▶ [Stated goal]
Write the material out again in full, word for word. Do not include the pictures.

# start of Given records

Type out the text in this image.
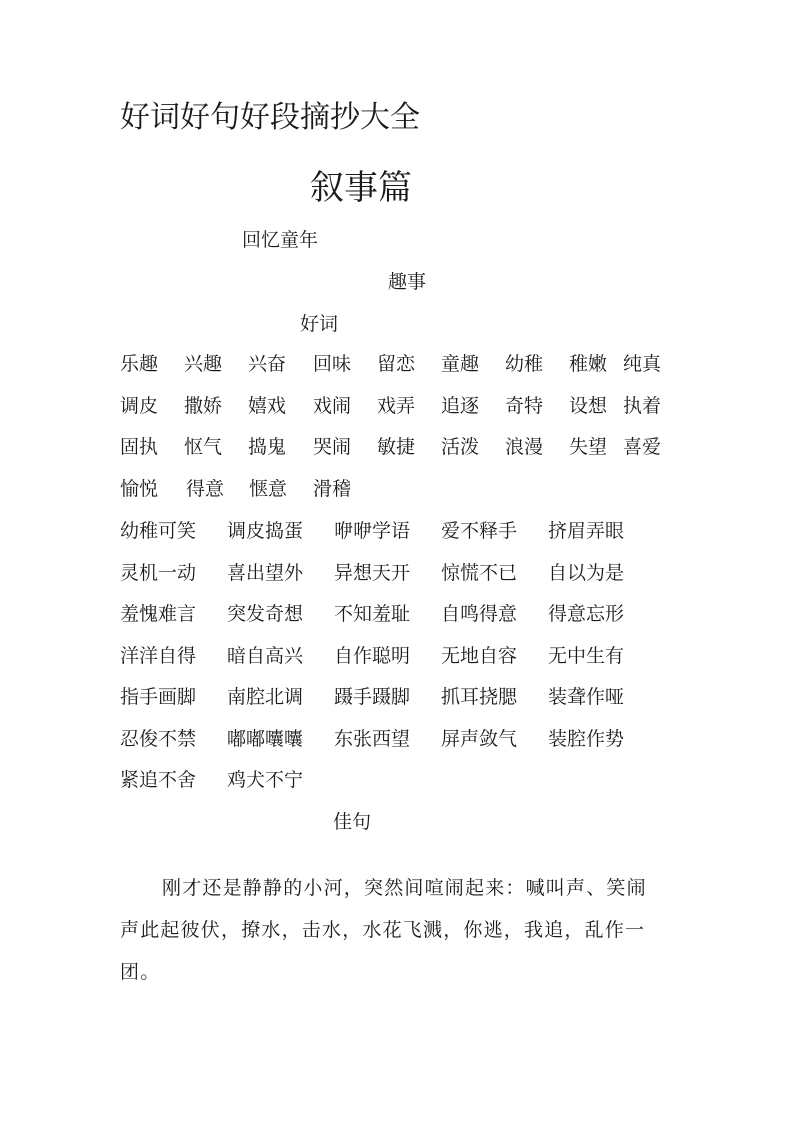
好词好句好段摘抄大全
叙事篇
回忆童年
趣事
好词
乐趣 兴趣 兴奋 回味 留恋 童趣 幼稚 稚嫩 纯真
调皮 撒娇 嬉戏 戏闹 戏弄 追逐 奇特 设想 执着
固执 怄气 捣鬼 哭闹 敏捷 活泼 浪漫 失望 喜爱
愉悦 得意 惬意 滑稽
幼稚可笑 调皮捣蛋 咿咿学语 爱不释手 挤眉弄眼
灵机一动 喜出望外 异想天开 惊慌不已 自以为是
羞愧难言 突发奇想 不知羞耻 自鸣得意 得意忘形
洋洋自得 暗自高兴 自作聪明 无地自容 无中生有
指手画脚 南腔北调 蹑手蹑脚 抓耳挠腮 装聋作哑
忍俊不禁 嘟嘟囔囔 东张西望 屏声敛气 装腔作势
紧追不舍 鸡犬不宁
佳句

刚才还是静静的小河，突然间喧闹起来：喊叫声、笑闹声此起彼伏，撩水，击水，水花飞溅，你逃，我追，乱作一团。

# end of Given records

▶ [Finished task]
Type out the text in this image.
好词好句好段摘抄大全
叙事篇
回忆童年
趣事
好词
乐趣 兴趣 兴奋 回味 留恋 童趣 幼稚 稚嫩 纯真
调皮 撒娇 嬉戏 戏闹 戏弄 追逐 奇特 设想 执着
固执 怄气 捣鬼 哭闹 敏捷 活泼 浪漫 失望 喜爱
愉悦 得意 惬意 滑稽
幼稚可笑 调皮捣蛋 咿咿学语 爱不释手 挤眉弄眼
灵机一动 喜出望外 异想天开 惊慌不已 自以为是
羞愧难言 突发奇想 不知羞耻 自鸣得意 得意忘形
洋洋自得 暗自高兴 自作聪明 无地自容 无中生有
指手画脚 南腔北调 蹑手蹑脚 抓耳挠腮 装聋作哑
忍俊不禁 嘟嘟囔囔 东张西望 屏声敛气 装腔作势
紧追不舍 鸡犬不宁
佳句

刚才还是静静的小河，突然间喧闹起来：喊叫声、笑闹声此起彼伏，撩水，击水，水花飞溅，你逃，我追，乱作一团。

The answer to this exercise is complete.